## TASK BRIEF
Give every entry again, word for word.

[Data records]
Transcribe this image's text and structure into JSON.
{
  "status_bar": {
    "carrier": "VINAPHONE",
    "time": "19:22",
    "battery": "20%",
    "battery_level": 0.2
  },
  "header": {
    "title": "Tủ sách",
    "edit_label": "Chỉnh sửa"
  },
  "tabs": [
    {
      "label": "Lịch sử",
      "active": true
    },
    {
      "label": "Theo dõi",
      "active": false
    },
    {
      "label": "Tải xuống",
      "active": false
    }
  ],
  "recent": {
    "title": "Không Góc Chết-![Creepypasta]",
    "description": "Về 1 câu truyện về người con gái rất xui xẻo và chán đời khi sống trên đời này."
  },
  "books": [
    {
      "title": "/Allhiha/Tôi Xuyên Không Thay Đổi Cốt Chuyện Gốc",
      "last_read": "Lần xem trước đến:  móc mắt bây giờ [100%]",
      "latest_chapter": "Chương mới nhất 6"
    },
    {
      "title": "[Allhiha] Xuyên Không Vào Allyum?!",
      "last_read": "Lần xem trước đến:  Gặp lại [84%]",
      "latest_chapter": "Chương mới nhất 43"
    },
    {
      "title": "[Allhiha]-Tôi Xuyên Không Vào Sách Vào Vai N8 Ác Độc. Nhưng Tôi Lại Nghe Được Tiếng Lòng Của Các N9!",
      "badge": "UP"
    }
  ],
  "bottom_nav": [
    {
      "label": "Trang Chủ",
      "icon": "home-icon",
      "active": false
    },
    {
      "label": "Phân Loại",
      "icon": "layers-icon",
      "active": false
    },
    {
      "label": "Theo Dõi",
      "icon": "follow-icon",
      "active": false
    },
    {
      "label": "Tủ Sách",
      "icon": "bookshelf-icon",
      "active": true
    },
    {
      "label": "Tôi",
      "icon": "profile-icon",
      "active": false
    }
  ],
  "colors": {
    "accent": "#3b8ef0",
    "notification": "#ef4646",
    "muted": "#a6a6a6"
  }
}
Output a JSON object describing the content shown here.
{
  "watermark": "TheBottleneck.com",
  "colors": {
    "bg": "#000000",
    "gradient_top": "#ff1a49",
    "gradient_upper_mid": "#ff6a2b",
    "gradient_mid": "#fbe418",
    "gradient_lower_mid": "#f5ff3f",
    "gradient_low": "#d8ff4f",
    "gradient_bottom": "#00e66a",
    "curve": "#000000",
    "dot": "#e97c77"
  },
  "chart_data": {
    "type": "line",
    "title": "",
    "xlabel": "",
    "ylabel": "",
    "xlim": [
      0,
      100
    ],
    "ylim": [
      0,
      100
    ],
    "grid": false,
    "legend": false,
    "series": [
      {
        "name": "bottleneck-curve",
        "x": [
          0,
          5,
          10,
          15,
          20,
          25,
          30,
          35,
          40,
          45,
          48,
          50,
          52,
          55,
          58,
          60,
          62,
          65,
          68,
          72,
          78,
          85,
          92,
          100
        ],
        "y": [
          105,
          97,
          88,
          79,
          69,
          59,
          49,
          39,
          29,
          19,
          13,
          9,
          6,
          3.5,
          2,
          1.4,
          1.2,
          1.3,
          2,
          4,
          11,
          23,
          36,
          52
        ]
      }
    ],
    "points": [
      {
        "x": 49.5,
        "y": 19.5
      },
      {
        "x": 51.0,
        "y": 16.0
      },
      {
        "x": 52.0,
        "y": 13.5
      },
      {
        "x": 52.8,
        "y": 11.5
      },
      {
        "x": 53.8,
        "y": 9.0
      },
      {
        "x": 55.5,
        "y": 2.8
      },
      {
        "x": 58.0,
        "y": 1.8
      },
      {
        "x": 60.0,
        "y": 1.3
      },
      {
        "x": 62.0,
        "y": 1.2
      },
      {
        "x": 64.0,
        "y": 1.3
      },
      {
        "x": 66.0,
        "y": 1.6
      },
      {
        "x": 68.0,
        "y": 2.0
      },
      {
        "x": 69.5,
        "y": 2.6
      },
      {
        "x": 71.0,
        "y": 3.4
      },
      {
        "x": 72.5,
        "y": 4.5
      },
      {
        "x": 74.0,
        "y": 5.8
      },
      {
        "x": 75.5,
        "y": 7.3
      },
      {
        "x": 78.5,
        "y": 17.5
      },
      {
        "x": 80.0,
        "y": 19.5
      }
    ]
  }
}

## REPLY TO THE TASK
Transcribe this image's text and structure into JSON.
{
  "status_bar": {
    "carrier": "VINAPHONE",
    "time": "19:22",
    "battery": "20%",
    "battery_level": 0.2
  },
  "header": {
    "title": "Tủ sách",
    "edit_label": "Chỉnh sửa"
  },
  "tabs": [
    {
      "label": "Lịch sử",
      "active": true
    },
    {
      "label": "Theo dõi",
      "active": false
    },
    {
      "label": "Tải xuống",
      "active": false
    }
  ],
  "recent": {
    "title": "Không Góc Chết-![Creepypasta]",
    "description": "Về 1 câu truyện về người con gái rất xui xẻo và chán đời khi sống trên đời này."
  },
  "books": [
    {
      "title": "/Allhiha/Tôi Xuyên Không Thay Đổi Cốt Chuyện Gốc",
      "last_read": "Lần xem trước đến:  móc mắt bây giờ [100%]",
      "latest_chapter": "Chương mới nhất 6"
    },
    {
      "title": "[Allhiha] Xuyên Không Vào Allyum?!",
      "last_read": "Lần xem trước đến:  Gặp lại [84%]",
      "latest_chapter": "Chương mới nhất 43"
    },
    {
      "title": "[Allhiha]-Tôi Xuyên Không Vào Sách Vào Vai N8 Ác Độc. Nhưng Tôi Lại Nghe Được Tiếng Lòng Của Các N9!",
      "badge": "UP"
    }
  ],
  "bottom_nav": [
    {
      "label": "Trang Chủ",
      "icon": "home-icon",
      "active": false
    },
    {
      "label": "Phân Loại",
      "icon": "layers-icon",
      "active": false
    },
    {
      "label": "Theo Dõi",
      "icon": "follow-icon",
      "active": false
    },
    {
      "label": "Tủ Sách",
      "icon": "bookshelf-icon",
      "active": true
    },
    {
      "label": "Tôi",
      "icon": "profile-icon",
      "active": false
    }
  ],
  "colors": {
    "accent": "#3b8ef0",
    "notification": "#ef4646",
    "muted": "#a6a6a6"
  }
}
Output a JSON object describing the content shown here.
{
  "watermark": "TheBottleneck.com",
  "colors": {
    "bg": "#000000",
    "gradient_top": "#ff1a49",
    "gradient_upper_mid": "#ff6a2b",
    "gradient_mid": "#fbe418",
    "gradient_lower_mid": "#f5ff3f",
    "gradient_low": "#d8ff4f",
    "gradient_bottom": "#00e66a",
    "curve": "#000000",
    "dot": "#e97c77"
  },
  "chart_data": {
    "type": "line",
    "title": "",
    "xlabel": "",
    "ylabel": "",
    "xlim": [
      0,
      100
    ],
    "ylim": [
      0,
      100
    ],
    "grid": false,
    "legend": false,
    "series": [
      {
        "name": "bottleneck-curve",
        "x": [
          0,
          5,
          10,
          15,
          20,
          25,
          30,
          35,
          40,
          45,
          48,
          50,
          52,
          55,
          58,
          60,
          62,
          65,
          68,
          72,
          78,
          85,
          92,
          100
        ],
        "y": [
          105,
          97,
          88,
          79,
          69,
          59,
          49,
          39,
          29,
          19,
          13,
          9,
          6,
          3.5,
          2,
          1.4,
          1.2,
          1.3,
          2,
          4,
          11,
          23,
          36,
          52
        ]
      }
    ],
    "points": [
      {
        "x": 49.5,
        "y": 19.5
      },
      {
        "x": 51.0,
        "y": 16.0
      },
      {
        "x": 52.0,
        "y": 13.5
      },
      {
        "x": 52.8,
        "y": 11.5
      },
      {
        "x": 53.8,
        "y": 9.0
      },
      {
        "x": 55.5,
        "y": 2.8
      },
      {
        "x": 58.0,
        "y": 1.8
      },
      {
        "x": 60.0,
        "y": 1.3
      },
      {
        "x": 62.0,
        "y": 1.2
      },
      {
        "x": 64.0,
        "y": 1.3
      },
      {
        "x": 66.0,
        "y": 1.6
      },
      {
        "x": 68.0,
        "y": 2.0
      },
      {
        "x": 69.5,
        "y": 2.6
      },
      {
        "x": 71.0,
        "y": 3.4
      },
      {
        "x": 72.5,
        "y": 4.5
      },
      {
        "x": 74.0,
        "y": 5.8
      },
      {
        "x": 75.5,
        "y": 7.3
      },
      {
        "x": 78.5,
        "y": 17.5
      },
      {
        "x": 80.0,
        "y": 19.5
      }
    ]
  }
}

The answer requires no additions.